— Entries supplied —

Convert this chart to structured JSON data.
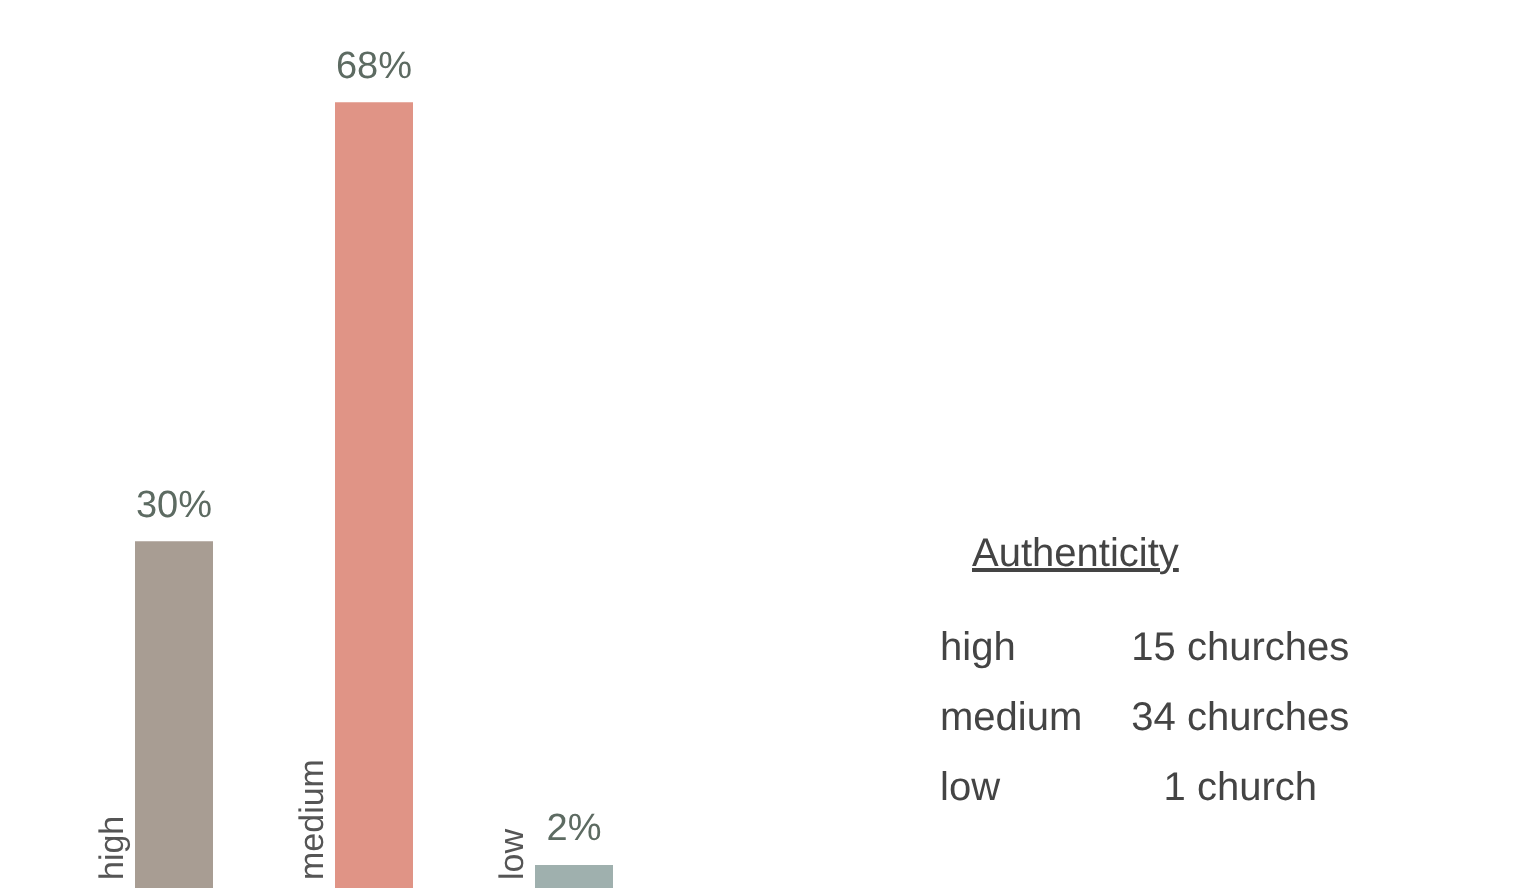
{
  "chart_data": {
    "type": "bar",
    "categories": [
      "high",
      "medium",
      "low"
    ],
    "values": [
      30,
      68,
      2
    ],
    "colors": [
      "#a89d93",
      "#e09486",
      "#9fb0ae"
    ],
    "value_labels": [
      "30%",
      "68%",
      "2%"
    ],
    "legend_title": "Authenticity",
    "annotations": [
      "15 churches",
      "34 churches",
      "1 church"
    ]
  }
}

— Exercise task —
Return the entries unchanged, save for the pictures, which do not belong in the copy.

— Result —
Convert this chart to structured JSON data.
{
  "chart_data": {
    "type": "bar",
    "categories": [
      "high",
      "medium",
      "low"
    ],
    "values": [
      30,
      68,
      2
    ],
    "colors": [
      "#a89d93",
      "#e09486",
      "#9fb0ae"
    ],
    "value_labels": [
      "30%",
      "68%",
      "2%"
    ],
    "legend_title": "Authenticity",
    "annotations": [
      "15 churches",
      "34 churches",
      "1 church"
    ]
  }
}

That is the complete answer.